**Vorgegebene Aufgabe 1:** Schreiben Sie aus dem Text über die KPD/ML und Althusser den Abschnitt von „Materialien zur Analyse“ bis einschließlich „gekümmert zu haben.“ wortgetreu ab.
**Vorgegebene Aufgabe 2:** Geben Sie in den Einträgen nur die Zeilen von der Zeile mit „data-point [939,138,949,148]“ bis einschließlich der Zeile mit „x-tick-label: 400 [375,548,398,562]“ wieder. Ersetzen Sie dabei „Dokument Index“ durch „Dokumentindex“ und lassen Sie alles Übrige unverändert.

**Angezeigter Text:**

"""

Materialien zur Analyse von Opposition

Von Jürgen Schröder, Berlin, 9.11.2007

Es mag unangemessen erscheinen, in einer solch knappen Darstellung veritable Philosophen wie Louis Althusser und die offenbar ihre Maßgaben Praktizierenden wie den Cercle d'Ulm (vgl. Jan. 1964) abzuhandeln, aber Zeit ist Geld, dessen Quellen beständig knapp. So kommt hier derzeit nur die KPD/ML zu Wort. Keine andere Strömung der bundesdeutschen Linken scheint sich nach unserer freilich wie immer überaus unvollständigen Dokumentenschau explizit um diese Philosophie gekümmert zu haben.

So berichtet die KPD/ML allein über die Gerinnung der Althusserschen Gedanken zur Gestalt der Union des Jeunesses Comunistes/ML (UJC/ML), die sich von Althusser ab und zur 'Arbeiterklasse' hinzuwenden scheint (vgl. 1967), dann aber offenbar nicht bei dessen amtlicher – zumindest in Albanien und China offiziell lizenzierten - Partei mitmachen möchte (vgl. 31.12.1967). Die UJC/M verweigert sich anschließend in dieser sprunghaften Darstellung zwar doch nicht dem Dutschke-Attentatsprotest, kritisiert aber vermutlich gar den Daniel Cohn-Bendit (vgl. 11.4.1968). Laut KPD/ML hatte die UJC/ML da etwas falsch verstanden (vgl. Mai 1968), antwortet offenbar mit Spaltung (vgl. Juni 1968) bzw. Bildung der allzeit bekanntesten Gruppe des französischen Maoismus bis Linksradikalismus, der Gauche Proletarienne (GP). Von dieser grenzen sich dann im Ruhrgebiet an der regionalen Universität wiederum die akademischen Jünger der KPD/ML eifrig ab (vgl. Juni 1970). Sogar aus Belgien wird die UJC/ML nun der Verbindungen zu kleinbürgerlichen Formationen bezichtigt (vgl. 29.6.1970), während sich die KPD/ML-ZK zum Schluss dieser wie immer überaus lückenhaften Darstellung durchaus konziliant gibt (vgl. Aug. 1970).

"""

**Inhalt des Datensatzes:**

"""

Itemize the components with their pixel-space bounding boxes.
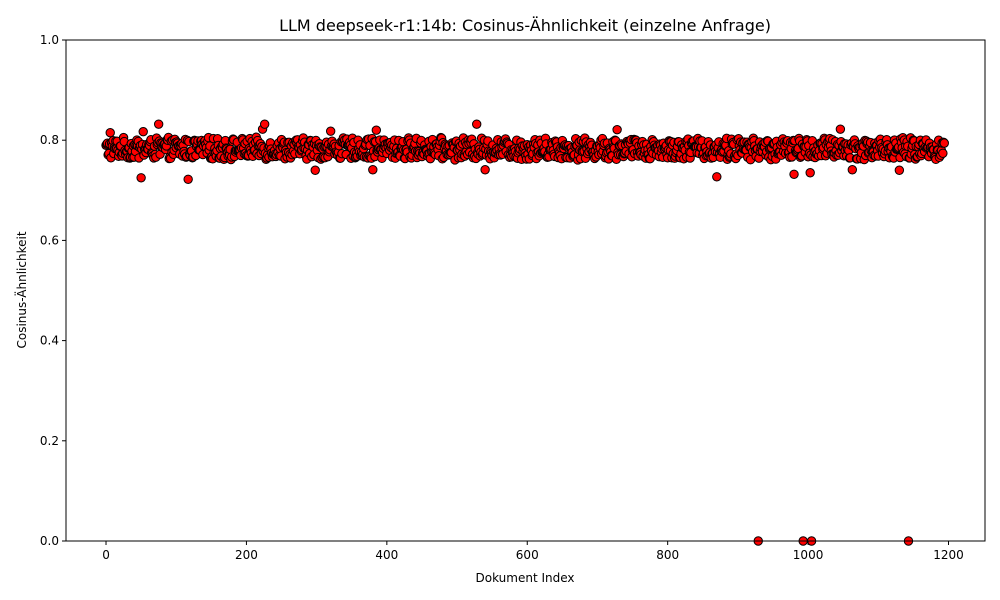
data-point [939,138,949,148]
data-point [847,165,858,175]
data-point [259,119,270,129]
data-point [371,125,382,135]
x-tick-label: 600 [516,548,539,562]
x-axis-title: Dokument Index [476,571,575,585]
x-tick-label: 0 [102,548,110,562]
data-point [325,126,336,136]
x-tick-label: 400 [375,548,398,562]
data-point [835,124,846,134]
x-tick-label: 1000 [793,548,824,562]
y-tick-label: 1.0 [40,33,59,47]
x-axis-ticks: 0 200 400 600 800 1000 1200 [102,541,964,562]
data-point [789,169,799,179]
plot-frame [65,39,986,542]
y-axis-title: Cosinus-Ähnlichkeit [14,231,29,348]
data-point [183,174,193,184]
x-tick-label: 1200 [933,548,964,562]
data-point [136,173,146,183]
data-point [894,165,905,175]
data-point [105,127,115,138]
y-axis-ticks: 0.0 0.2 0.4 0.6 0.8 1.0 [40,33,66,548]
y-tick-label: 0.4 [40,334,59,348]
data-point [153,119,164,129]
data-point [612,124,622,135]
y-tick-label: 0.8 [40,133,59,147]
data-point [138,126,148,137]
data-point [472,119,482,129]
data-point [480,165,490,175]
x-tick-label: 800 [656,548,679,562]
data-point [310,165,320,175]
y-tick-label: 0.0 [40,534,59,548]
data-point [805,168,815,178]
y-tick-label: 0.2 [40,434,59,448]
y-tick-label: 0.6 [40,233,59,247]
data-points [101,119,949,546]
x-tick-label: 200 [235,548,258,562]
data-point [712,172,722,182]
chart-title: LLM deepseek-r1:14b: Cosinus-Ähnlichkeit… [279,16,771,35]
data-point [938,148,948,158]
data-point [368,165,378,175]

"""

**Ergebnis der Übung 1:**
Materialien zur Analyse von Opposition

Von Jürgen Schröder, Berlin, 9.11.2007

Es mag unangemessen erscheinen, in einer solch knappen Darstellung veritable Philosophen wie Louis Althusser und die offenbar ihre Maßgaben Praktizierenden wie den Cercle d'Ulm (vgl. Jan. 1964) abzuhandeln, aber Zeit ist Geld, dessen Quellen beständig knapp. So kommt hier derzeit nur die KPD/ML zu Wort. Keine andere Strömung der bundesdeutschen Linken scheint sich nach unserer freilich wie immer überaus unvollständigen Dokumentenschau explizit um diese Philosophie gekümmert zu haben.

**Ergebnis der Übung 2:**
data-point [939,138,949,148]
data-point [847,165,858,175]
data-point [259,119,270,129]
data-point [371,125,382,135]
x-tick-label: 600 [516,548,539,562]
x-axis-title: Dokumentindex [476,571,575,585]
x-tick-label: 0 [102,548,110,562]
data-point [325,126,336,136]
x-tick-label: 400 [375,548,398,562]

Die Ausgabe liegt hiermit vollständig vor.